+++ INPUT

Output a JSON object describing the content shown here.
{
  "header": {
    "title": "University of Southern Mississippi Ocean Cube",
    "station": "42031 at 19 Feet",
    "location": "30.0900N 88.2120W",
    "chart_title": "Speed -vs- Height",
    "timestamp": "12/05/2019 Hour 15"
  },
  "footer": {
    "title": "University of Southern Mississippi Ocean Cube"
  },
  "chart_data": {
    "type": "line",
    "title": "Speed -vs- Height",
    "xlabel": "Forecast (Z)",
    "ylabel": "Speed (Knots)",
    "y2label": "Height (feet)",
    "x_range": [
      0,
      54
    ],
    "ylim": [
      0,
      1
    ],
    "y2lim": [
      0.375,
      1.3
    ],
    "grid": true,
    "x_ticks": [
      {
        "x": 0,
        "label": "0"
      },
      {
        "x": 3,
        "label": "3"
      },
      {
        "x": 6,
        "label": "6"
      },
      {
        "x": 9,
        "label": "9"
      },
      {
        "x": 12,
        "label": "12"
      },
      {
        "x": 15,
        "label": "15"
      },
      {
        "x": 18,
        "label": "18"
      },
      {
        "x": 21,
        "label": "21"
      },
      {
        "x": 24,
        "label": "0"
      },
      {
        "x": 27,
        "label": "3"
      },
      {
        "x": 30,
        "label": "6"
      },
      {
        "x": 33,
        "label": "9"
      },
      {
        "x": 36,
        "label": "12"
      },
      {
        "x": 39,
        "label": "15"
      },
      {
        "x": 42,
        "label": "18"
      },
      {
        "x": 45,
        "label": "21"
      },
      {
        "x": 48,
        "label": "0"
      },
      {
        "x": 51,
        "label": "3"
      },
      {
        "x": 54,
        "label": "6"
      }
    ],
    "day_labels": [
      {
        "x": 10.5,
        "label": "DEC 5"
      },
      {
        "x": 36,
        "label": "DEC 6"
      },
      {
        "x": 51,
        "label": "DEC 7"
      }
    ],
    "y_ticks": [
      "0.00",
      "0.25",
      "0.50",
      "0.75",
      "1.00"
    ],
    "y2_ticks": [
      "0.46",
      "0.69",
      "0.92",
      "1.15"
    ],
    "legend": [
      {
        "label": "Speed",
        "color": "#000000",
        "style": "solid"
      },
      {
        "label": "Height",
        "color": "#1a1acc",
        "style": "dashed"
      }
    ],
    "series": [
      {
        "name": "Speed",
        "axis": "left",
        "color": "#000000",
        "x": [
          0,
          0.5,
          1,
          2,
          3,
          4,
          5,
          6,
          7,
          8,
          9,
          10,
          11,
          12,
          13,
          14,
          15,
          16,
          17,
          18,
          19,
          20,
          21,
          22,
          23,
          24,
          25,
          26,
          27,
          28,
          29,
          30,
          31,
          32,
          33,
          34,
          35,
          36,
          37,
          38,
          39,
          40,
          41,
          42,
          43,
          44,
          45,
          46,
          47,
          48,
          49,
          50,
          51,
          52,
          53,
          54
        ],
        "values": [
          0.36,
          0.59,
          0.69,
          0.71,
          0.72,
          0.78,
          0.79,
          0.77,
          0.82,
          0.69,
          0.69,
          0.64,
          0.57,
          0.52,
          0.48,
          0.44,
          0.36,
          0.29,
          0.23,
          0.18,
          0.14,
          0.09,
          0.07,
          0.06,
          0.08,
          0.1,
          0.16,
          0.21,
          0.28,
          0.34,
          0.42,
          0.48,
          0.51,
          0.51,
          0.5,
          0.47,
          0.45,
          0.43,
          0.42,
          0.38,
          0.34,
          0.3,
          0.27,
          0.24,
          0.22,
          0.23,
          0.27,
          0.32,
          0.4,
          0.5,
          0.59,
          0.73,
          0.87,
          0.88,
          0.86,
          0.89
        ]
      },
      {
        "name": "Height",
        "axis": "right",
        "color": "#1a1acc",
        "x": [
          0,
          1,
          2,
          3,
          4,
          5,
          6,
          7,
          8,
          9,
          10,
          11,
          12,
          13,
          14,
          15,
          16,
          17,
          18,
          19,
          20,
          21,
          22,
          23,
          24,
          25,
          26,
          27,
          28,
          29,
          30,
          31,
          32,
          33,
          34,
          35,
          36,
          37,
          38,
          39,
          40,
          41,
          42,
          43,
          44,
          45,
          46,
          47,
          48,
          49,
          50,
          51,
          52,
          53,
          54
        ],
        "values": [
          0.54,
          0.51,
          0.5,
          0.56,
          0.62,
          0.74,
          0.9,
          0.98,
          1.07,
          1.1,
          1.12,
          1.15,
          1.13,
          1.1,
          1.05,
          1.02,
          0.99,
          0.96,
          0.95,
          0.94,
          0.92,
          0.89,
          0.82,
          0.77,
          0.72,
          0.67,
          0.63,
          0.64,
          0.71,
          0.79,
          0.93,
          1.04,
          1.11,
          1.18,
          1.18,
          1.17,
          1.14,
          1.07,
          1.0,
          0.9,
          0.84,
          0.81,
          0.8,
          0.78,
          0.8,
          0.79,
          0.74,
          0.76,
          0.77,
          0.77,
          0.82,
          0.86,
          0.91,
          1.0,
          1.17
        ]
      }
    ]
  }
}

++++++

SET TASK | All lines holding the word "Cube" should be picked out and copied.

TASK ANSWER |
    "title": "University of Southern Mississippi Ocean Cube",
    "title": "University of Southern Mississippi Ocean Cube"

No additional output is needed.